Tarefa 1:
Indique se cada afirmação abaixo concorda com o texto sobre o coronelismo. Responda sim ou não e cite literalmente as palavras do texto que decidem a questão.
(a) O estado distribui recursos abundantes entre os municípios.
(b) Os favores de ordem pública referem-se às obras municipais.
(c) Os políticos estaduais oferecem empregos em troca dos votos.
Tarefa 2:
Responda às perguntas abaixo com base no texto sobre o coronelismo.
(a) O que a falta de alcance dos partidos ao trabalhador provoca em relação ao coronel?
(b) A que se referem os favores de ordem pessoal?
(c) Segundo o autor, que fator contribui para manter o coronelismo?
Tarefa 3: Transcreva um trecho do texto sobre o coronelismo sem alterações. Comece nas palavras "A ausência do" e termine depois de "manter seus dependentes.".

Texto fornecido:
A ausência do poder público, sobretudo no campo, contribui para o aumento do poder do “coronel”, já que é ele que faz às vezes desse poder. A falta de alcance dos partidos ao trabalhador faz com que o “coronel” seja o mandatário desses votos. Mas mesmo sabendo da sua importância para os políticos estaduais, ele mantém boas relações, relações de reciprocidade com o poder público, outro importante aspecto do “coronelismo”. Essa reciprocidade explica-se pelo fato de um lado precisar do outro. Os chefes municipais e “coronéis” oferecem os votos e os políticos estaduais aparecem com empregos, favores e tudo que o aparato público estadual pode oferecer. Se o “coronel” não tivesse os votos, o governo não precisaria prestar favores, e se o governo não retribui o apoio, o “coronel” não tem como manter seus dependentes.
Essas listas de favores são de ordem pessoal e ordem “pública”. Os de ordem pessoal referem-se a nomeações a cargos públicos estaduais, e até federais, nos municípios e os de ordem pública referem-se às obras municipais. O estado, então, distribui seus escassos recursos entre “seus” municípios. Nas palavras do autor: “é, pois, a fraqueza financeira dos municípios um fator que contribui relevantemente para manter o “coronelismo”, na sua expressão governista” (p.45). Entre os cargos mais importantes, está o de delegado e o de subdelegado polícia, pois ter a polícia sob a sua batuta é a maior vantagem que um “coronel” precisa.

[Dados extraídos]
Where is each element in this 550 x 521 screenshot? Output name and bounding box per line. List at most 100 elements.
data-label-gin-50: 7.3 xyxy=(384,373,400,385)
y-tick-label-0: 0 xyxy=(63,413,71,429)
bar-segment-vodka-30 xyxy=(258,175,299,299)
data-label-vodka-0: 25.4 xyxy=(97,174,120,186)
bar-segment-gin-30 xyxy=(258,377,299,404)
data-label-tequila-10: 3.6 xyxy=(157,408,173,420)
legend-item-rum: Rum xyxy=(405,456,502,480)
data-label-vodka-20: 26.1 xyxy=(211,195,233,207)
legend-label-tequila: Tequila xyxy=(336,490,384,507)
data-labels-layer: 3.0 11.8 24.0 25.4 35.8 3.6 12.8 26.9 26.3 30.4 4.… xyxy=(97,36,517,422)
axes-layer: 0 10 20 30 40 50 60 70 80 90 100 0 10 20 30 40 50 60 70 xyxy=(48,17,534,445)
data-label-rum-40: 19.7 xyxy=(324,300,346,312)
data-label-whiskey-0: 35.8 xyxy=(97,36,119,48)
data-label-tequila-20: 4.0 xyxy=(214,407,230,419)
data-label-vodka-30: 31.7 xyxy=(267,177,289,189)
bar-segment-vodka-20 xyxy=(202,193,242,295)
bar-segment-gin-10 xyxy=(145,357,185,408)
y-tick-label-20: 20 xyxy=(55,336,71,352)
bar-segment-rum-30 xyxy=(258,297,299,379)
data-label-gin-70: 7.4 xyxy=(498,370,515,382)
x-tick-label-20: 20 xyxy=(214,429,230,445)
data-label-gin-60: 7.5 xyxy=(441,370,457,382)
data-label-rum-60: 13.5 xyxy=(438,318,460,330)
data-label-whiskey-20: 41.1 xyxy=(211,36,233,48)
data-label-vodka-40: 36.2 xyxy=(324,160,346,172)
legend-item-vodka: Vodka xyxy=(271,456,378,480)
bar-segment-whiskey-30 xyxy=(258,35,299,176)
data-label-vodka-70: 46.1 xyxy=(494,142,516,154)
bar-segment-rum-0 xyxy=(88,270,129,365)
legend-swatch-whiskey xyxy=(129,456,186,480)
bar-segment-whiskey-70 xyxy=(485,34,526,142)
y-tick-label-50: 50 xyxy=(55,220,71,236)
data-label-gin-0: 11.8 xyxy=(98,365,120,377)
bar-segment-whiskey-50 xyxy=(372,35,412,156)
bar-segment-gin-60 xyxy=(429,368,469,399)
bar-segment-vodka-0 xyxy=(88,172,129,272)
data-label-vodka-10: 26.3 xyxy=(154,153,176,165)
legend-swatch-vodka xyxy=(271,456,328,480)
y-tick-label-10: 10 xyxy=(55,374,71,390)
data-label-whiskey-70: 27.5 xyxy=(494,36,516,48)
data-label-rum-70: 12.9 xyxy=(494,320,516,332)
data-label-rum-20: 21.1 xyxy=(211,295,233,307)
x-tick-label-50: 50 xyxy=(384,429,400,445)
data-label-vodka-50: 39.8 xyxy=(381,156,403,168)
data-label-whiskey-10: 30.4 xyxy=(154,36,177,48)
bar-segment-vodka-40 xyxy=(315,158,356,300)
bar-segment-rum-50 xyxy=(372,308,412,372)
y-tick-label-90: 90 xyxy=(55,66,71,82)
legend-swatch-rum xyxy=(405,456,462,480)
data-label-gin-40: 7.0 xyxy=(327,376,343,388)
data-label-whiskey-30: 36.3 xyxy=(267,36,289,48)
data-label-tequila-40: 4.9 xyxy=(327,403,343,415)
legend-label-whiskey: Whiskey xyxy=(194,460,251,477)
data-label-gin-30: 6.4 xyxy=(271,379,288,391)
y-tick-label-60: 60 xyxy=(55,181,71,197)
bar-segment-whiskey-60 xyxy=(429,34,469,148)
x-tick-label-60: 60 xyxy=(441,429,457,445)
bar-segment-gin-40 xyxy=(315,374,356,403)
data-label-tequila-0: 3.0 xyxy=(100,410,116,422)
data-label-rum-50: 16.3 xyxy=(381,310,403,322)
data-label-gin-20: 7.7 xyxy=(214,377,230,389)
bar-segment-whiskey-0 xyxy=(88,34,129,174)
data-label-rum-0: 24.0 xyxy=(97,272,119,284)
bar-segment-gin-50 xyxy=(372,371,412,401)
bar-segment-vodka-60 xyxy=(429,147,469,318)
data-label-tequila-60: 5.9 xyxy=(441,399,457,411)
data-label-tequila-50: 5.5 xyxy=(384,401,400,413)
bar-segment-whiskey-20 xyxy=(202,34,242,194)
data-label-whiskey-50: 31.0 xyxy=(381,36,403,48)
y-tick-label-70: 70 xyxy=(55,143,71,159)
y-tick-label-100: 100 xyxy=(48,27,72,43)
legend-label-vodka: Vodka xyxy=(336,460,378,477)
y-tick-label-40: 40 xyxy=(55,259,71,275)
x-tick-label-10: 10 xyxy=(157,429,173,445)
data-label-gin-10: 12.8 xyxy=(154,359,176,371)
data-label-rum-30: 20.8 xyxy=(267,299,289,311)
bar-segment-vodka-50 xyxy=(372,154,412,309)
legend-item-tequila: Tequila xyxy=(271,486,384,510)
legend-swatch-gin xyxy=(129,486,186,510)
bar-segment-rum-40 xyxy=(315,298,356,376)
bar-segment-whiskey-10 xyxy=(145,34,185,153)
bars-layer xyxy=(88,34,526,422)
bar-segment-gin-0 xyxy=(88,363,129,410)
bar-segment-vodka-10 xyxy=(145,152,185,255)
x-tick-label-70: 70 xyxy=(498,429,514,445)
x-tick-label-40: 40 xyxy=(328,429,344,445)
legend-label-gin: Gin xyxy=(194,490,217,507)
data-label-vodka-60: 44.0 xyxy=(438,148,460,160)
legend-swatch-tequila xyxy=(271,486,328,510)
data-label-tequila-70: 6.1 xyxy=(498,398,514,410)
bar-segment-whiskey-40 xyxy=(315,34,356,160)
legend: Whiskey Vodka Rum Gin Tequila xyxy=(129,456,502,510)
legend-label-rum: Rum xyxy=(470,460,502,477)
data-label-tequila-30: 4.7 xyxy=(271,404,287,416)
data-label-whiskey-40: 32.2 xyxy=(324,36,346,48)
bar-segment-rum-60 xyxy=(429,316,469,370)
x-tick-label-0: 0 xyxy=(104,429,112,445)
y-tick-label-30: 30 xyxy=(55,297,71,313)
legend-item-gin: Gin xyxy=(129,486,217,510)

Resposta escrita 1:
(a) Não: "distribui seus escassos recursos"
(b) Sim: "os de ordem pública referem-se às obras municipais"
(c) Sim: "oferecem os votos e os políticos estaduais aparecem com empregos"

Resposta escrita 2:
(a) Faz com que o coronel seja o mandatário desses votos.
(b) Referem-se a nomeações a cargos públicos estaduais, e até federais, nos municípios.
(c) A fraqueza financeira dos municípios.

Resposta escrita 3:
A ausência do poder público, sobretudo no campo, contribui para o aumento do poder do “coronel”, já que é ele que faz às vezes desse poder. A falta de alcance dos partidos ao trabalhador faz com que o “coronel” seja o mandatário desses votos. Mas mesmo sabendo da sua importância para os políticos estaduais, ele mantém boas relações, relações de reciprocidade com o poder público, outro importante aspecto do “coronelismo”. Essa reciprocidade explica-se pelo fato de um lado precisar do outro. Os chefes municipais e “coronéis” oferecem os votos e os políticos estaduais aparecem com empregos, favores e tudo que o aparato público estadual pode oferecer. Se o “coronel” não tivesse os votos, o governo não precisaria prestar favores, e se o governo não retribui o apoio, o “coronel” não tem como manter seus dependentes.